> [Instructions to follow]:
Return all lines in the material below that contain "there".

> [Raw data]:
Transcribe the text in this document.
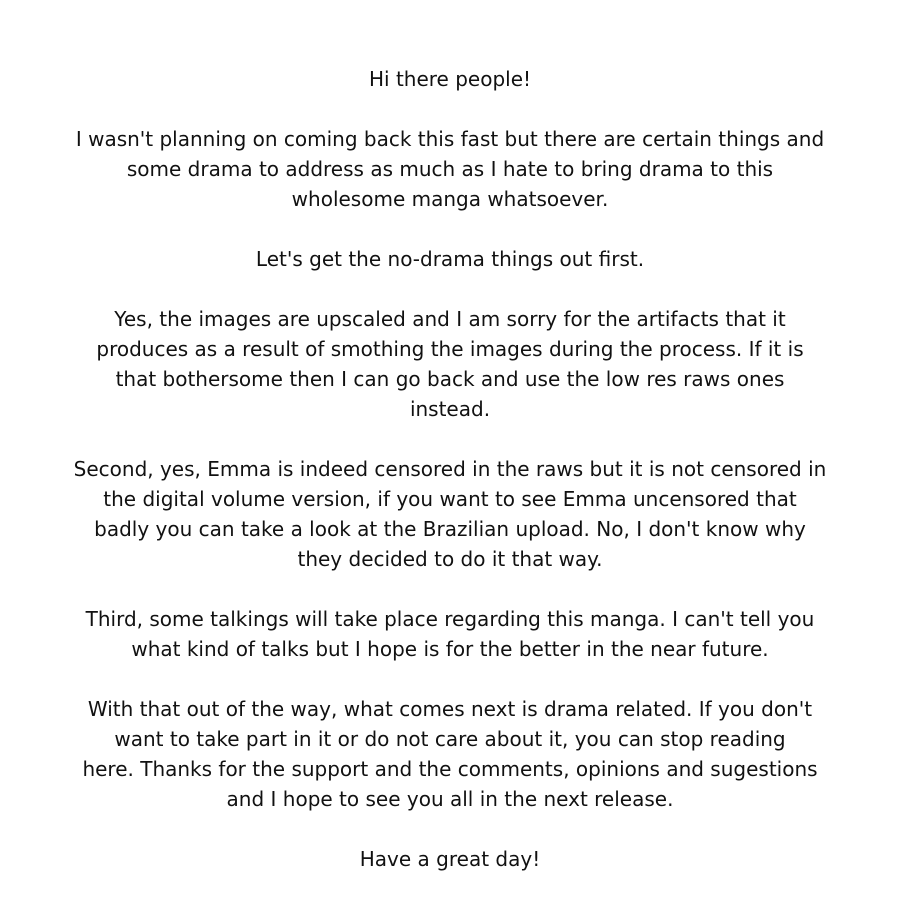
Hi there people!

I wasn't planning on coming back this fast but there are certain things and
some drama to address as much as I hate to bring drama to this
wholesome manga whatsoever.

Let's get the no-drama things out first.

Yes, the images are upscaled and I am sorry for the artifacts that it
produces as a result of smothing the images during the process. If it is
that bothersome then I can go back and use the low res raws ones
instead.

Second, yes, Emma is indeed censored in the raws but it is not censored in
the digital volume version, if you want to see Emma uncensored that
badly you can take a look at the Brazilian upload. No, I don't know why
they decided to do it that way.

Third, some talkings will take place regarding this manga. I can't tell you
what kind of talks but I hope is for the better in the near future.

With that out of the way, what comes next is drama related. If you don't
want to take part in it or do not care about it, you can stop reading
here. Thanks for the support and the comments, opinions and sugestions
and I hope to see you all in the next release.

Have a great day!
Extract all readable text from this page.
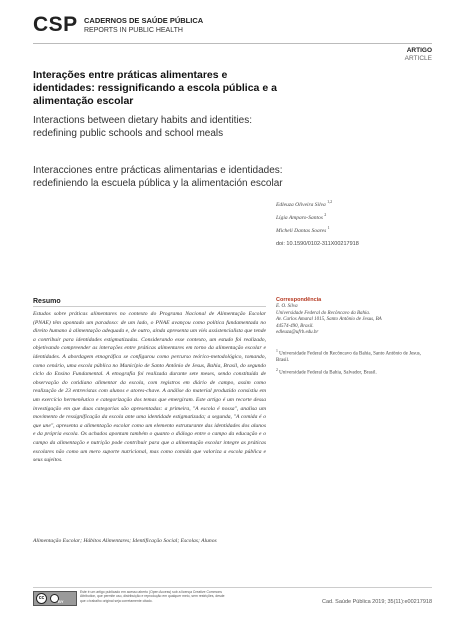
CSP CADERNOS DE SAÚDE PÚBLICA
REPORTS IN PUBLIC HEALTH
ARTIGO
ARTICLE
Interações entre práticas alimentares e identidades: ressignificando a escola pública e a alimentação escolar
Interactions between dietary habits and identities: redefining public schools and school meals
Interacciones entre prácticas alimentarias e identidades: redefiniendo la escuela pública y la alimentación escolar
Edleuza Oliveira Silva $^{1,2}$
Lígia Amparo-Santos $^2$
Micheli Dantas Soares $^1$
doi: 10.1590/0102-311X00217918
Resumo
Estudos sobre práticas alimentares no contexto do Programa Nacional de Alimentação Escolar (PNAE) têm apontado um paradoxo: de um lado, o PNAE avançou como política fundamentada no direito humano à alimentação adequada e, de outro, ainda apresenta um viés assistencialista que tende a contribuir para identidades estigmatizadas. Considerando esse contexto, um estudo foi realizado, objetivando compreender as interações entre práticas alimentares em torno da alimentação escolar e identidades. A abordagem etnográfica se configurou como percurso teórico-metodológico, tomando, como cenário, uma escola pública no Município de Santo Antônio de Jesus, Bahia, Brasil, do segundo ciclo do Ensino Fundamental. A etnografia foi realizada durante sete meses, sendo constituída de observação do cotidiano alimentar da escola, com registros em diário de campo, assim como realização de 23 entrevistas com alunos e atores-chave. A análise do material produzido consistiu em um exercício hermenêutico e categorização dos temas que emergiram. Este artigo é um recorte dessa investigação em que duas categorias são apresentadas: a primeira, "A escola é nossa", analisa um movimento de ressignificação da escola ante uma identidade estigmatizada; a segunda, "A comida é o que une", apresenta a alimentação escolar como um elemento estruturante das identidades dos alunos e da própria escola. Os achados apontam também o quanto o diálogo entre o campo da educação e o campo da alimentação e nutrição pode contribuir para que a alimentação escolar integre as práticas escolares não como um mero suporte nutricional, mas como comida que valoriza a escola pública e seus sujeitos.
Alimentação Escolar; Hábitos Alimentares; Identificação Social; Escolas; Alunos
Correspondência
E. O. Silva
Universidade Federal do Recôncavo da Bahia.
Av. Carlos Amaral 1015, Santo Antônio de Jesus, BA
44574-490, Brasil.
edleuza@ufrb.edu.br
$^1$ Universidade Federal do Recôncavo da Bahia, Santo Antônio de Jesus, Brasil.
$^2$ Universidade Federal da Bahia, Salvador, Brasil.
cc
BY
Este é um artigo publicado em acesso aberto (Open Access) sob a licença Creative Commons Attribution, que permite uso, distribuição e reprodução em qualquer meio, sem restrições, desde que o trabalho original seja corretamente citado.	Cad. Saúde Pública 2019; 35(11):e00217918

* * *

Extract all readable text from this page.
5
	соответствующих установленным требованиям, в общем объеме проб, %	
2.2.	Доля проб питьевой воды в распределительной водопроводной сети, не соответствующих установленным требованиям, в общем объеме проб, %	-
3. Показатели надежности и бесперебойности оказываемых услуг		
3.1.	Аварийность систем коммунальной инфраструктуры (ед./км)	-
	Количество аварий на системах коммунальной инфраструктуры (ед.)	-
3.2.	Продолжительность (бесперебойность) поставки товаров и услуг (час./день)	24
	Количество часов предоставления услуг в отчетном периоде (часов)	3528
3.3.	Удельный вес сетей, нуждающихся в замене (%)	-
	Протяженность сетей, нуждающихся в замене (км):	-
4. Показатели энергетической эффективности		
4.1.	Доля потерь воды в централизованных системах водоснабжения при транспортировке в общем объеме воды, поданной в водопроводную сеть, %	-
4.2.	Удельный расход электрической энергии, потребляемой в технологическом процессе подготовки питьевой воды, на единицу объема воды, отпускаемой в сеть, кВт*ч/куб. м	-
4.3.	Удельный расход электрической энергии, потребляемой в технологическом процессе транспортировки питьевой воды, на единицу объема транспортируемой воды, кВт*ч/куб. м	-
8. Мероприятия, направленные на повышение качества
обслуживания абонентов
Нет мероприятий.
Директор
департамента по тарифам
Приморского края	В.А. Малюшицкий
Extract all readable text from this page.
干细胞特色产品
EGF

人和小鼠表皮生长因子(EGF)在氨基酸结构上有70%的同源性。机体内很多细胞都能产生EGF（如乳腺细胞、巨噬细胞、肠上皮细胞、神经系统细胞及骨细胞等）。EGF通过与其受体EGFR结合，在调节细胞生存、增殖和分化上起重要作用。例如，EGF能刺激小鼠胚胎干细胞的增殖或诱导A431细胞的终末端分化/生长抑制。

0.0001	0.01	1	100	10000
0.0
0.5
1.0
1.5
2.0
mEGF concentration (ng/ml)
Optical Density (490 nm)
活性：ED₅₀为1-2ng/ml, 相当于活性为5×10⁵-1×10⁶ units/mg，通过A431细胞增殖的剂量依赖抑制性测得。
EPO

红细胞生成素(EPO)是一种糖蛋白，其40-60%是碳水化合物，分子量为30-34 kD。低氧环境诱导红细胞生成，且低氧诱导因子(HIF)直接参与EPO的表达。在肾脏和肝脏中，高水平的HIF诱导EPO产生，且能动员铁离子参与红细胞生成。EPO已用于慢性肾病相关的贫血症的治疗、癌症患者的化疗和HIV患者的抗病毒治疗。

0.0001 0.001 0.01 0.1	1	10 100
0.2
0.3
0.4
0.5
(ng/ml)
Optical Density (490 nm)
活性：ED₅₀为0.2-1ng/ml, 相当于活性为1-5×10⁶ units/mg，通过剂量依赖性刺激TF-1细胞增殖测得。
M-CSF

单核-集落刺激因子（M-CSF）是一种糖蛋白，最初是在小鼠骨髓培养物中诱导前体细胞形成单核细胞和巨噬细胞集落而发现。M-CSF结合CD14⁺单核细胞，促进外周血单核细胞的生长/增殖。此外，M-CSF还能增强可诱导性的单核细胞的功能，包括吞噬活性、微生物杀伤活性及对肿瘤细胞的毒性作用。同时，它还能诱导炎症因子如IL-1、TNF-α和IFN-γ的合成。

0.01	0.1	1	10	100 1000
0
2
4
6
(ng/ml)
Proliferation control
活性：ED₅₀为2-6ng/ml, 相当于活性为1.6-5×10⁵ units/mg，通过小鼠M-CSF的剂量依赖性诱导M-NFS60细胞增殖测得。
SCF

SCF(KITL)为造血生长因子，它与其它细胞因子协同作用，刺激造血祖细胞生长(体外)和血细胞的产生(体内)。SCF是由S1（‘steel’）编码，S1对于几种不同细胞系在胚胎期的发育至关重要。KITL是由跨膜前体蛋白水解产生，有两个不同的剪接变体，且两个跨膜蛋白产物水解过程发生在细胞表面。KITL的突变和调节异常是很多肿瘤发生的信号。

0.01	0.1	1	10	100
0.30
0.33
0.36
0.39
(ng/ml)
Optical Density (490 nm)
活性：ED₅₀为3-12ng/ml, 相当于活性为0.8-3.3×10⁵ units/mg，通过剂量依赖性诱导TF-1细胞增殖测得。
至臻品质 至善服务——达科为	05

> [Correct response]:
Hi there people!
I wasn't planning on coming back this fast but there are certain things and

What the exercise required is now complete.